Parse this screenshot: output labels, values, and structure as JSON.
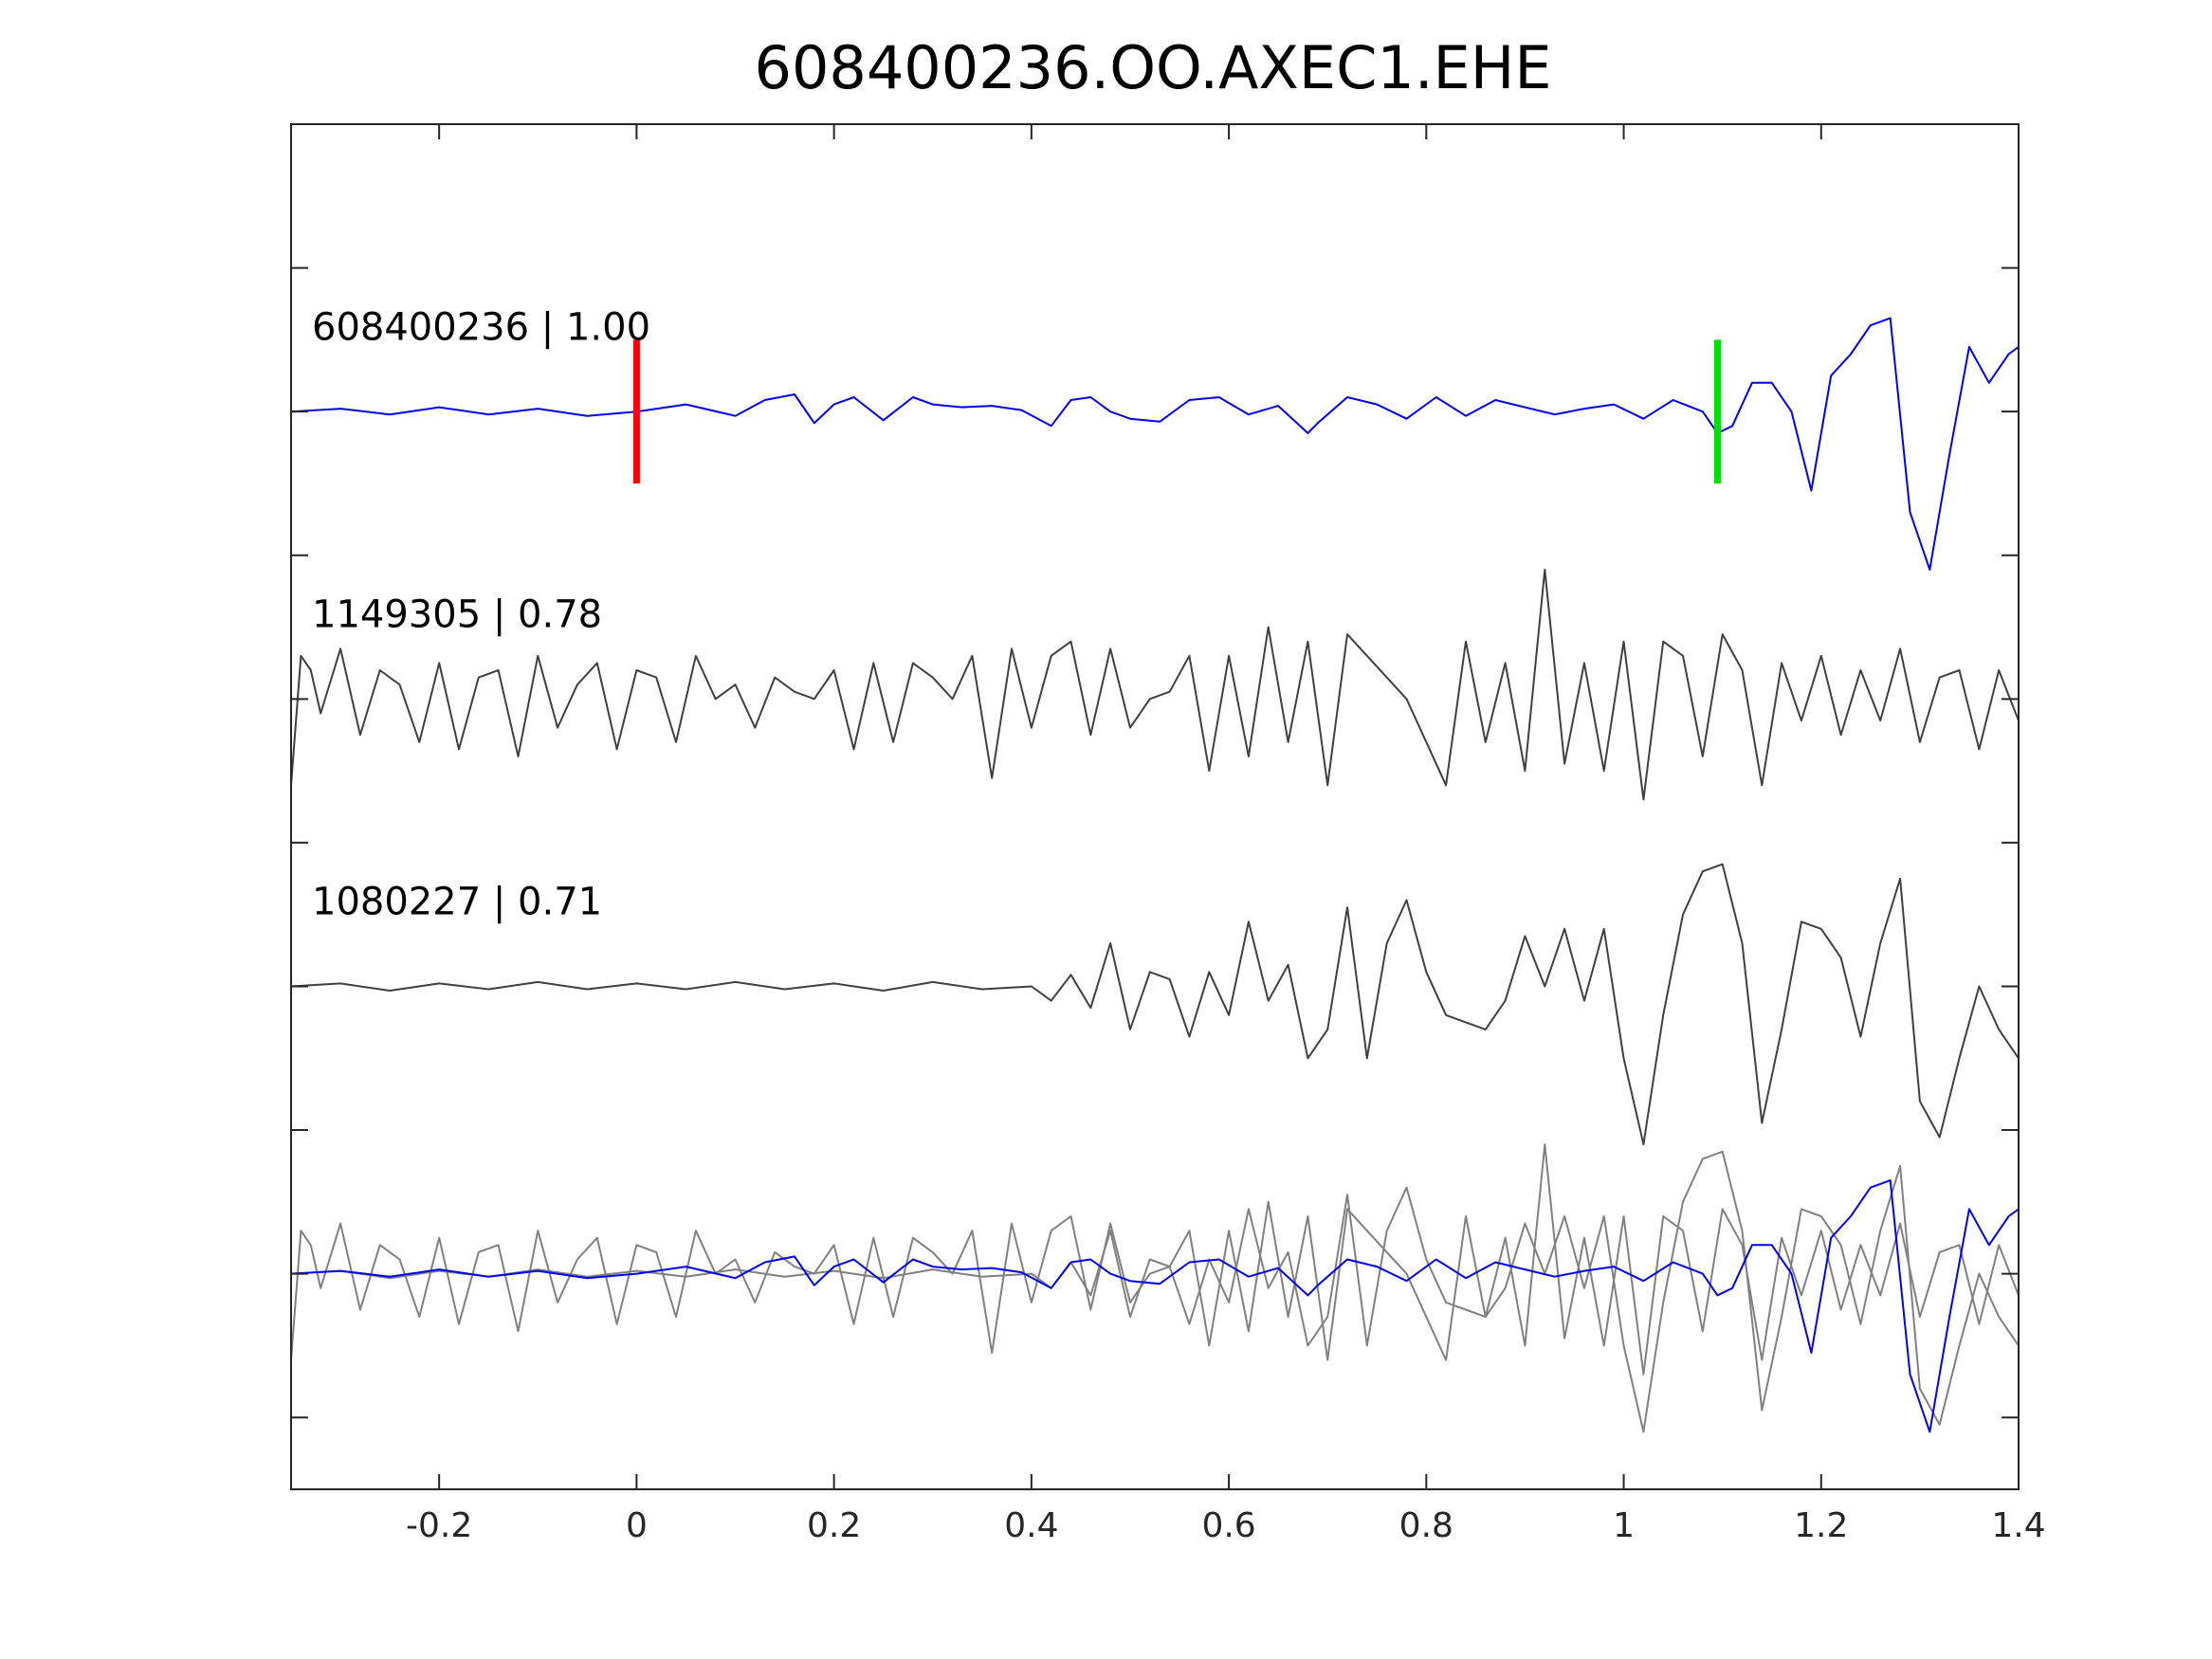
{
  "chart_data": {
    "type": "line",
    "title": "608400236.OO.AXEC1.EHE",
    "xlabel": "",
    "ylabel": "",
    "xlim": [
      -0.35,
      1.4
    ],
    "ylim": [
      -0.5,
      9.0
    ],
    "xticks": [
      -0.2,
      0,
      0.2,
      0.4,
      0.6,
      0.8,
      1,
      1.2,
      1.4
    ],
    "xtick_labels": [
      "-0.2",
      "0",
      "0.2",
      "0.4",
      "0.6",
      "0.8",
      "1",
      "1.2",
      "1.4"
    ],
    "yticks": [
      0,
      1,
      2,
      3,
      4,
      5,
      6,
      7,
      8
    ],
    "ytick_labels": [],
    "grid": false,
    "colors": {
      "template": "#0000ff",
      "neighbor": "#404040",
      "overlay_neighbor": "#808080",
      "pick_marker_p": "#ff0000",
      "pick_marker_s": "#00e000"
    },
    "markers": [
      {
        "x": 0.0,
        "color": "#ff0000"
      },
      {
        "x": 1.095,
        "color": "#00e000"
      }
    ],
    "series": [
      {
        "name": "608400236 | 1.00",
        "role": "template",
        "offset": 7,
        "x": [
          -0.35,
          -0.3,
          -0.25,
          -0.2,
          -0.15,
          -0.1,
          -0.05,
          0.0,
          0.05,
          0.1,
          0.13,
          0.16,
          0.18,
          0.2,
          0.22,
          0.25,
          0.28,
          0.3,
          0.33,
          0.36,
          0.39,
          0.42,
          0.44,
          0.46,
          0.48,
          0.5,
          0.53,
          0.56,
          0.59,
          0.62,
          0.65,
          0.68,
          0.69,
          0.72,
          0.75,
          0.78,
          0.81,
          0.84,
          0.87,
          0.9,
          0.93,
          0.96,
          0.99,
          1.02,
          1.05,
          1.08,
          1.095,
          1.11,
          1.13,
          1.15,
          1.17,
          1.19,
          1.21,
          1.23,
          1.25,
          1.27,
          1.29,
          1.31,
          1.33,
          1.35,
          1.37,
          1.39,
          1.4
        ],
        "y": [
          0.0,
          0.02,
          -0.02,
          0.03,
          -0.02,
          0.02,
          -0.03,
          0.0,
          0.05,
          -0.03,
          0.08,
          0.12,
          -0.08,
          0.05,
          0.1,
          -0.06,
          0.1,
          0.05,
          0.03,
          0.04,
          0.01,
          -0.1,
          0.08,
          0.1,
          0.0,
          -0.05,
          -0.07,
          0.08,
          0.1,
          -0.02,
          0.04,
          -0.15,
          -0.08,
          0.1,
          0.05,
          -0.05,
          0.1,
          -0.03,
          0.08,
          0.03,
          -0.02,
          0.02,
          0.05,
          -0.05,
          0.08,
          0.0,
          -0.15,
          -0.1,
          0.2,
          0.2,
          0.0,
          -0.55,
          0.25,
          0.4,
          0.6,
          0.65,
          -0.7,
          -1.1,
          -0.3,
          0.45,
          0.2,
          0.4,
          0.45
        ]
      },
      {
        "name": "1149305 | 0.78",
        "role": "neighbor",
        "offset": 5,
        "x": [
          -0.35,
          -0.34,
          -0.33,
          -0.32,
          -0.3,
          -0.28,
          -0.26,
          -0.24,
          -0.22,
          -0.2,
          -0.18,
          -0.16,
          -0.14,
          -0.12,
          -0.1,
          -0.08,
          -0.06,
          -0.04,
          -0.02,
          0.0,
          0.02,
          0.04,
          0.06,
          0.08,
          0.1,
          0.12,
          0.14,
          0.16,
          0.18,
          0.2,
          0.22,
          0.24,
          0.26,
          0.28,
          0.3,
          0.32,
          0.34,
          0.36,
          0.38,
          0.4,
          0.42,
          0.44,
          0.46,
          0.48,
          0.5,
          0.52,
          0.54,
          0.56,
          0.58,
          0.6,
          0.62,
          0.64,
          0.66,
          0.68,
          0.7,
          0.72,
          0.74,
          0.76,
          0.78,
          0.8,
          0.82,
          0.84,
          0.86,
          0.88,
          0.9,
          0.92,
          0.94,
          0.96,
          0.98,
          1.0,
          1.02,
          1.04,
          1.06,
          1.08,
          1.1,
          1.12,
          1.14,
          1.16,
          1.18,
          1.2,
          1.22,
          1.24,
          1.26,
          1.28,
          1.3,
          1.32,
          1.34,
          1.36,
          1.38,
          1.4
        ],
        "y": [
          -0.6,
          0.3,
          0.2,
          -0.1,
          0.35,
          -0.25,
          0.2,
          0.1,
          -0.3,
          0.25,
          -0.35,
          0.15,
          0.2,
          -0.4,
          0.3,
          -0.2,
          0.1,
          0.25,
          -0.35,
          0.2,
          0.15,
          -0.3,
          0.3,
          0.0,
          0.1,
          -0.2,
          0.15,
          0.05,
          0.0,
          0.2,
          -0.35,
          0.25,
          -0.3,
          0.25,
          0.15,
          0.0,
          0.3,
          -0.55,
          0.35,
          -0.2,
          0.3,
          0.4,
          -0.25,
          0.35,
          -0.2,
          0.0,
          0.05,
          0.3,
          -0.5,
          0.3,
          -0.4,
          0.5,
          -0.3,
          0.4,
          -0.6,
          0.45,
          0.3,
          0.15,
          0.0,
          -0.3,
          -0.6,
          0.4,
          -0.3,
          0.25,
          -0.5,
          0.9,
          -0.45,
          0.25,
          -0.5,
          0.4,
          -0.7,
          0.4,
          0.3,
          -0.4,
          0.45,
          0.2,
          -0.6,
          0.25,
          -0.15,
          0.3,
          -0.25,
          0.2,
          -0.15,
          0.35,
          -0.3,
          0.15,
          0.2,
          -0.35,
          0.2,
          -0.15
        ]
      },
      {
        "name": "1080227 | 0.71",
        "role": "neighbor",
        "offset": 3,
        "x": [
          -0.35,
          -0.3,
          -0.25,
          -0.2,
          -0.15,
          -0.1,
          -0.05,
          0.0,
          0.05,
          0.1,
          0.15,
          0.2,
          0.25,
          0.3,
          0.35,
          0.4,
          0.42,
          0.44,
          0.46,
          0.48,
          0.5,
          0.52,
          0.54,
          0.56,
          0.58,
          0.6,
          0.62,
          0.64,
          0.66,
          0.68,
          0.7,
          0.72,
          0.74,
          0.76,
          0.78,
          0.8,
          0.82,
          0.84,
          0.86,
          0.88,
          0.9,
          0.92,
          0.94,
          0.96,
          0.98,
          1.0,
          1.02,
          1.04,
          1.06,
          1.08,
          1.1,
          1.12,
          1.14,
          1.16,
          1.18,
          1.2,
          1.22,
          1.24,
          1.26,
          1.28,
          1.3,
          1.32,
          1.34,
          1.36,
          1.38,
          1.4
        ],
        "y": [
          0.0,
          0.02,
          -0.03,
          0.02,
          -0.02,
          0.03,
          -0.02,
          0.02,
          -0.02,
          0.03,
          -0.02,
          0.02,
          -0.03,
          0.03,
          -0.02,
          0.0,
          -0.1,
          0.08,
          -0.15,
          0.3,
          -0.3,
          0.1,
          0.05,
          -0.35,
          0.1,
          -0.2,
          0.45,
          -0.1,
          0.15,
          -0.5,
          -0.3,
          0.55,
          -0.5,
          0.3,
          0.6,
          0.1,
          -0.2,
          -0.25,
          -0.3,
          -0.1,
          0.35,
          0.0,
          0.4,
          -0.1,
          0.4,
          -0.5,
          -1.1,
          -0.2,
          0.5,
          0.8,
          0.85,
          0.3,
          -0.95,
          -0.3,
          0.45,
          0.4,
          0.2,
          -0.35,
          0.3,
          0.75,
          -0.8,
          -1.05,
          -0.5,
          0.0,
          -0.3,
          -0.5
        ]
      },
      {
        "name": "",
        "role": "overlay",
        "offset": 1,
        "note_series": [
          "608400236",
          "1149305",
          "1080227"
        ]
      }
    ],
    "labels": [
      {
        "text": "608400236 | 1.00",
        "series": 0
      },
      {
        "text": "1149305 | 0.78",
        "series": 1
      },
      {
        "text": "1080227 | 0.71",
        "series": 2
      }
    ]
  }
}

------------------------------------------------------------------------

Isolate the lines that hold the word "text" and copy all of them.

        "text": "608400236 | 1.00",
        "text": "1149305 | 0.78",
        "text": "1080227 | 0.71",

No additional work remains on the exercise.